*What to do*. Repeat each record exactly as written, and drop any images.

>> begin Data provided

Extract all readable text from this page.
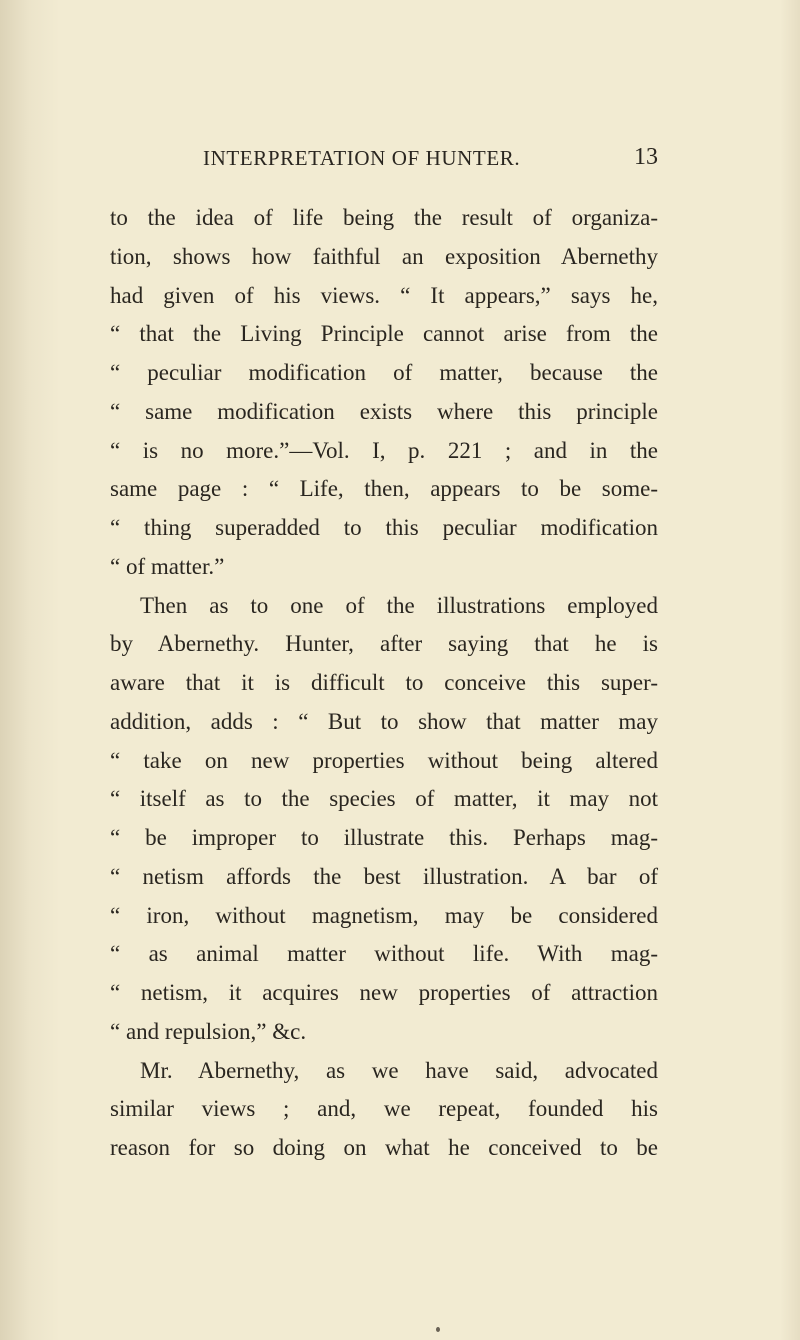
INTERPRETATION OF HUNTER.	13
to the idea of life being the result of organiza-
tion, shows how faithful an exposition Abernethy
had given of his views. “ It appears,” says he,
“ that the Living Principle cannot arise from the
“ peculiar modification of matter, because the
“ same modification exists where this principle
“ is no more.”—Vol. I, p. 221 ; and in the
same page : “ Life, then, appears to be some-
“ thing superadded to this peculiar modification
“ of matter.”
Then as to one of the illustrations employed
by Abernethy. Hunter, after saying that he is
aware that it is difficult to conceive this super-
addition, adds : “ But to show that matter may
“ take on new properties without being altered
“ itself as to the species of matter, it may not
“ be improper to illustrate this. Perhaps mag-
“ netism affords the best illustration. A bar of
“ iron, without magnetism, may be considered
“ as animal matter without life. With mag-
“ netism, it acquires new properties of attraction
“ and repulsion,” &c.
Mr. Abernethy, as we have said, advocated
similar views ; and, we repeat, founded his
reason for so doing on what he conceived to be
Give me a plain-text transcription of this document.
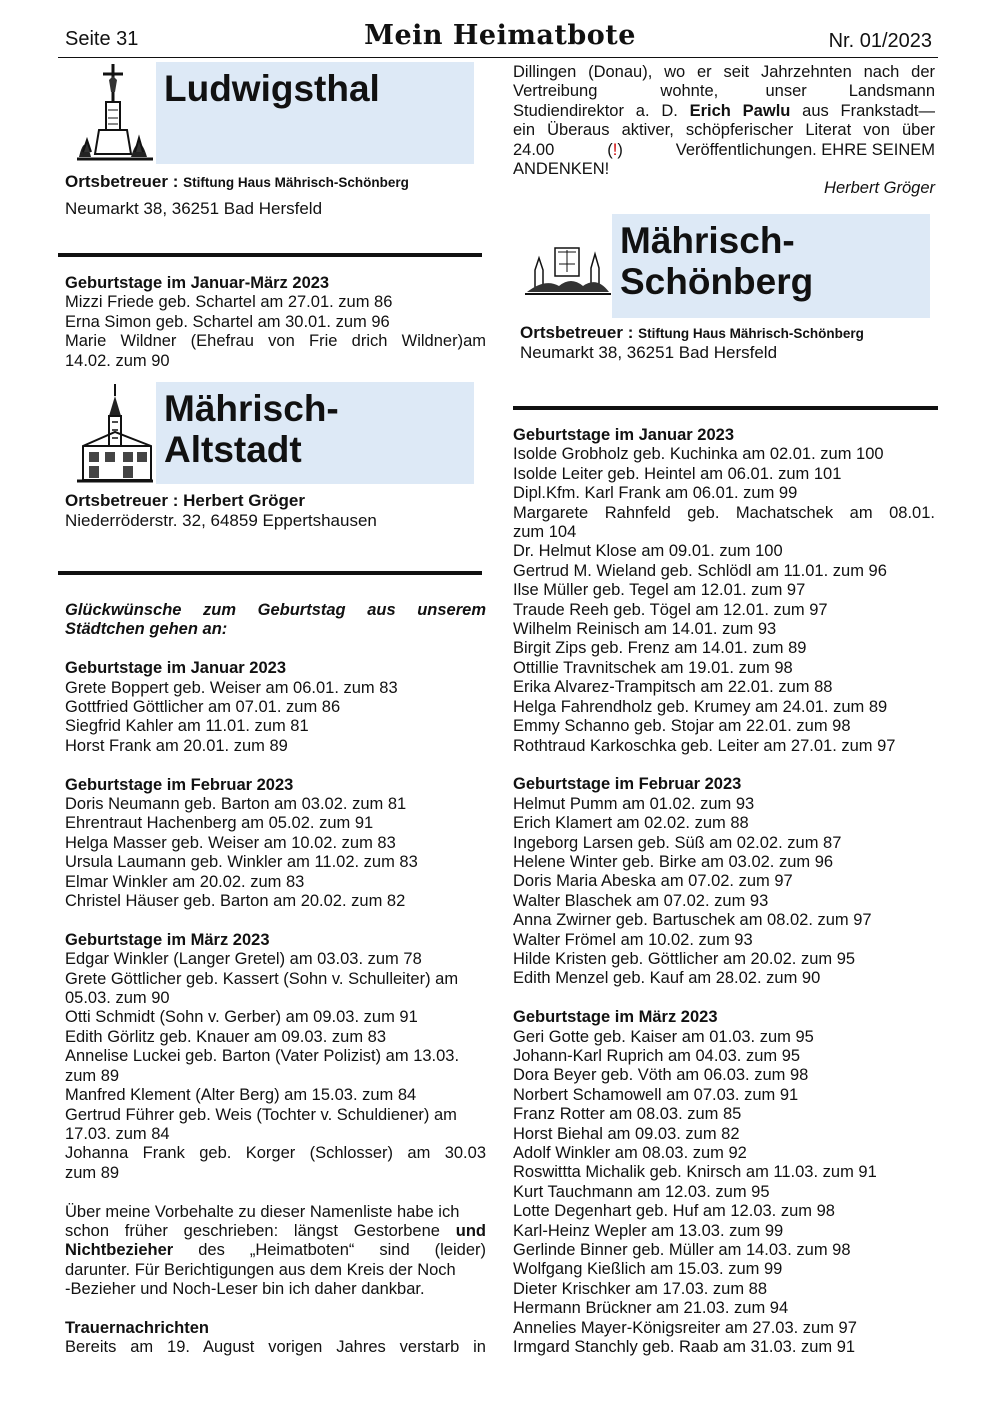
Seite 31	Mein Heimatbote	Nr. 01/2023
Ludwigsthal
Ortsbetreuer : Stiftung Haus Mährisch-Schönberg
Neumarkt 38, 36251 Bad Hersfeld
Geburtstage im Januar-März 2023
Mizzi Friede geb. Schartel am 27.01. zum 86
Erna Simon geb. Schartel am 30.01. zum 96
Marie Wildner (Ehefrau von Frie drich Wildner)am
14.02. zum 90
Mährisch-
Altstadt
Ortsbetreuer : Herbert Gröger
Niederröderstr. 32, 64859 Eppertshausen
Glückwünsche zum Geburtstag aus unserem
Städtchen gehen an:
Geburtstage im Januar 2023
Grete Boppert geb. Weiser am 06.01. zum 83
Gottfried Göttlicher am 07.01. zum 86
Siegfrid Kahler am 11.01. zum 81
Horst Frank am 20.01. zum 89
Geburtstage im Februar 2023
Doris Neumann geb. Barton am 03.02. zum 81
Ehrentraut Hachenberg am 05.02. zum 91
Helga Masser geb. Weiser am 10.02. zum 83
Ursula Laumann geb. Winkler am 11.02. zum 83
Elmar Winkler am 20.02. zum 83
Christel Häuser geb. Barton am 20.02. zum 82
Geburtstage im März 2023
Edgar Winkler (Langer Gretel) am 03.03. zum 78
Grete Göttlicher geb. Kassert (Sohn v. Schulleiter) am
05.03. zum 90
Otti Schmidt (Sohn v. Gerber) am 09.03. zum 91
Edith Görlitz geb. Knauer am 09.03. zum 83
Annelise Luckei geb. Barton (Vater Polizist) am 13.03.
zum 89
Manfred Klement (Alter Berg) am 15.03. zum 84
Gertrud Führer geb. Weis (Tochter v. Schuldiener) am
17.03. zum 84
Johanna Frank geb. Korger (Schlosser) am 30.03
zum 89
Über meine Vorbehalte zu dieser Namenliste habe ich
schon früher geschrieben: längst Gestorbene und
Nichtbezieher des „Heimatboten“ sind (leider)
darunter. Für Berichtigungen aus dem Kreis der Noch
-Bezieher und Noch-Leser bin ich daher dankbar.
Trauernachrichten
Bereits am 19. August vorigen Jahres verstarb in
Dillingen (Donau), wo er seit Jahrzehnten nach der
Vertreibung            wohnte,         unser        Landsmann
Studiendirektor a. D. Erich Pawlu aus Frankstadt—
ein Überaus aktiver, schöpferischer Literat von über
24.00	(!)	Veröffentlichungen. EHRE SEINEM
ANDENKEN!
Herbert Gröger
Mährisch-
Schönberg
Ortsbetreuer : Stiftung Haus Mährisch-Schönberg
Neumarkt 38, 36251 Bad Hersfeld
Geburtstage im Januar 2023
Isolde Grobholz geb. Kuchinka am 02.01. zum 100
Isolde Leiter geb. Heintel am 06.01. zum 101
Dipl.Kfm. Karl Frank am 06.01. zum 99
Margarete Rahnfeld geb. Machatschek am 08.01.
zum 104
Dr. Helmut Klose am 09.01. zum 100
Gertrud M. Wieland geb. Schlödl am 11.01. zum 96
Ilse Müller geb. Tegel am 12.01. zum 97
Traude Reeh geb. Tögel am 12.01. zum 97
Wilhelm Reinisch am 14.01. zum 93
Birgit Zips geb. Frenz am 14.01. zum 89
Ottillie Travnitschek am 19.01. zum 98
Erika Alvarez-Trampitsch am 22.01. zum 88
Helga Fahrendholz geb. Krumey am 24.01. zum 89
Emmy Schanno geb. Stojar am 22.01. zum 98
Rothtraud Karkoschka geb. Leiter am 27.01. zum 97
Geburtstage im Februar 2023
Helmut Pumm am 01.02. zum 93
Erich Klamert am 02.02. zum 88
Ingeborg Larsen geb. Süß am 02.02. zum 87
Helene Winter geb. Birke am 03.02. zum 96
Doris Maria Abeska am 07.02. zum 97
Walter Blaschek am 07.02. zum 93
Anna Zwirner geb. Bartuschek am 08.02. zum 97
Walter Frömel am 10.02. zum 93
Hilde Kristen geb. Göttlicher am 20.02. zum 95
Edith Menzel geb. Kauf am 28.02. zum 90
Geburtstage im März 2023
Geri Gotte geb. Kaiser am 01.03. zum 95
Johann-Karl Ruprich am 04.03. zum 95
Dora Beyer geb. Vöth am 06.03. zum 98
Norbert Schamowell am 07.03. zum 91
Franz Rotter am 08.03. zum 85
Horst Biehal am 09.03. zum 82
Adolf Winkler am 08.03. zum 92
Roswittta Michalik geb. Knirsch am 11.03. zum 91
Kurt Tauchmann am 12.03. zum 95
Lotte Degenhart geb. Huf am 12.03. zum 98
Karl-Heinz Wepler am 13.03. zum 99
Gerlinde Binner geb. Müller am 14.03. zum 98
Wolfgang Kießlich am 15.03. zum 99
Dieter Krischker am 17.03. zum 88
Hermann Brückner am 21.03. zum 94
Annelies Mayer-Königsreiter am 27.03. zum 97
Irmgard Stanchly geb. Raab am 31.03. zum 91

>> end Data provided

*Exercise response*.
Extract all readable text from this page.
INTERPRETATION OF HUNTER.	13
to the idea of life being the result of organiza-
tion, shows how faithful an exposition Abernethy
had given of his views. “ It appears,” says he,
“ that the Living Principle cannot arise from the
“ peculiar modification of matter, because the
“ same modification exists where this principle
“ is no more.”—Vol. I, p. 221 ; and in the
same page : “ Life, then, appears to be some-
“ thing superadded to this peculiar modification
“ of matter.”
Then as to one of the illustrations employed
by Abernethy. Hunter, after saying that he is
aware that it is difficult to conceive this super-
addition, adds : “ But to show that matter may
“ take on new properties without being altered
“ itself as to the species of matter, it may not
“ be improper to illustrate this. Perhaps mag-
“ netism affords the best illustration. A bar of
“ iron, without magnetism, may be considered
“ as animal matter without life. With mag-
“ netism, it acquires new properties of attraction
“ and repulsion,” &c.
Mr. Abernethy, as we have said, advocated
similar views ; and, we repeat, founded his
reason for so doing on what he conceived to be
Give me a plain-text transcription of this document.
Seite 31	Mein Heimatbote	Nr. 01/2023
Ludwigsthal
Ortsbetreuer : Stiftung Haus Mährisch-Schönberg
Neumarkt 38, 36251 Bad Hersfeld
Geburtstage im Januar-März 2023
Mizzi Friede geb. Schartel am 27.01. zum 86
Erna Simon geb. Schartel am 30.01. zum 96
Marie Wildner (Ehefrau von Frie drich Wildner)am
14.02. zum 90
Mährisch-
Altstadt
Ortsbetreuer : Herbert Gröger
Niederröderstr. 32, 64859 Eppertshausen
Glückwünsche zum Geburtstag aus unserem
Städtchen gehen an:
Geburtstage im Januar 2023
Grete Boppert geb. Weiser am 06.01. zum 83
Gottfried Göttlicher am 07.01. zum 86
Siegfrid Kahler am 11.01. zum 81
Horst Frank am 20.01. zum 89
Geburtstage im Februar 2023
Doris Neumann geb. Barton am 03.02. zum 81
Ehrentraut Hachenberg am 05.02. zum 91
Helga Masser geb. Weiser am 10.02. zum 83
Ursula Laumann geb. Winkler am 11.02. zum 83
Elmar Winkler am 20.02. zum 83
Christel Häuser geb. Barton am 20.02. zum 82
Geburtstage im März 2023
Edgar Winkler (Langer Gretel) am 03.03. zum 78
Grete Göttlicher geb. Kassert (Sohn v. Schulleiter) am
05.03. zum 90
Otti Schmidt (Sohn v. Gerber) am 09.03. zum 91
Edith Görlitz geb. Knauer am 09.03. zum 83
Annelise Luckei geb. Barton (Vater Polizist) am 13.03.
zum 89
Manfred Klement (Alter Berg) am 15.03. zum 84
Gertrud Führer geb. Weis (Tochter v. Schuldiener) am
17.03. zum 84
Johanna Frank geb. Korger (Schlosser) am 30.03
zum 89
Über meine Vorbehalte zu dieser Namenliste habe ich
schon früher geschrieben: längst Gestorbene und
Nichtbezieher des „Heimatboten“ sind (leider)
darunter. Für Berichtigungen aus dem Kreis der Noch
-Bezieher und Noch-Leser bin ich daher dankbar.
Trauernachrichten
Bereits am 19. August vorigen Jahres verstarb in
Dillingen (Donau), wo er seit Jahrzehnten nach der
Vertreibung            wohnte,         unser        Landsmann
Studiendirektor a. D. Erich Pawlu aus Frankstadt—
ein Überaus aktiver, schöpferischer Literat von über
24.00	(!)	Veröffentlichungen. EHRE SEINEM
ANDENKEN!
Herbert Gröger
Mährisch-
Schönberg
Ortsbetreuer : Stiftung Haus Mährisch-Schönberg
Neumarkt 38, 36251 Bad Hersfeld
Geburtstage im Januar 2023
Isolde Grobholz geb. Kuchinka am 02.01. zum 100
Isolde Leiter geb. Heintel am 06.01. zum 101
Dipl.Kfm. Karl Frank am 06.01. zum 99
Margarete Rahnfeld geb. Machatschek am 08.01.
zum 104
Dr. Helmut Klose am 09.01. zum 100
Gertrud M. Wieland geb. Schlödl am 11.01. zum 96
Ilse Müller geb. Tegel am 12.01. zum 97
Traude Reeh geb. Tögel am 12.01. zum 97
Wilhelm Reinisch am 14.01. zum 93
Birgit Zips geb. Frenz am 14.01. zum 89
Ottillie Travnitschek am 19.01. zum 98
Erika Alvarez-Trampitsch am 22.01. zum 88
Helga Fahrendholz geb. Krumey am 24.01. zum 89
Emmy Schanno geb. Stojar am 22.01. zum 98
Rothtraud Karkoschka geb. Leiter am 27.01. zum 97
Geburtstage im Februar 2023
Helmut Pumm am 01.02. zum 93
Erich Klamert am 02.02. zum 88
Ingeborg Larsen geb. Süß am 02.02. zum 87
Helene Winter geb. Birke am 03.02. zum 96
Doris Maria Abeska am 07.02. zum 97
Walter Blaschek am 07.02. zum 93
Anna Zwirner geb. Bartuschek am 08.02. zum 97
Walter Frömel am 10.02. zum 93
Hilde Kristen geb. Göttlicher am 20.02. zum 95
Edith Menzel geb. Kauf am 28.02. zum 90
Geburtstage im März 2023
Geri Gotte geb. Kaiser am 01.03. zum 95
Johann-Karl Ruprich am 04.03. zum 95
Dora Beyer geb. Vöth am 06.03. zum 98
Norbert Schamowell am 07.03. zum 91
Franz Rotter am 08.03. zum 85
Horst Biehal am 09.03. zum 82
Adolf Winkler am 08.03. zum 92
Roswittta Michalik geb. Knirsch am 11.03. zum 91
Kurt Tauchmann am 12.03. zum 95
Lotte Degenhart geb. Huf am 12.03. zum 98
Karl-Heinz Wepler am 13.03. zum 99
Gerlinde Binner geb. Müller am 14.03. zum 98
Wolfgang Kießlich am 15.03. zum 99
Dieter Krischker am 17.03. zum 88
Hermann Brückner am 21.03. zum 94
Annelies Mayer-Königsreiter am 27.03. zum 97
Irmgard Stanchly geb. Raab am 31.03. zum 91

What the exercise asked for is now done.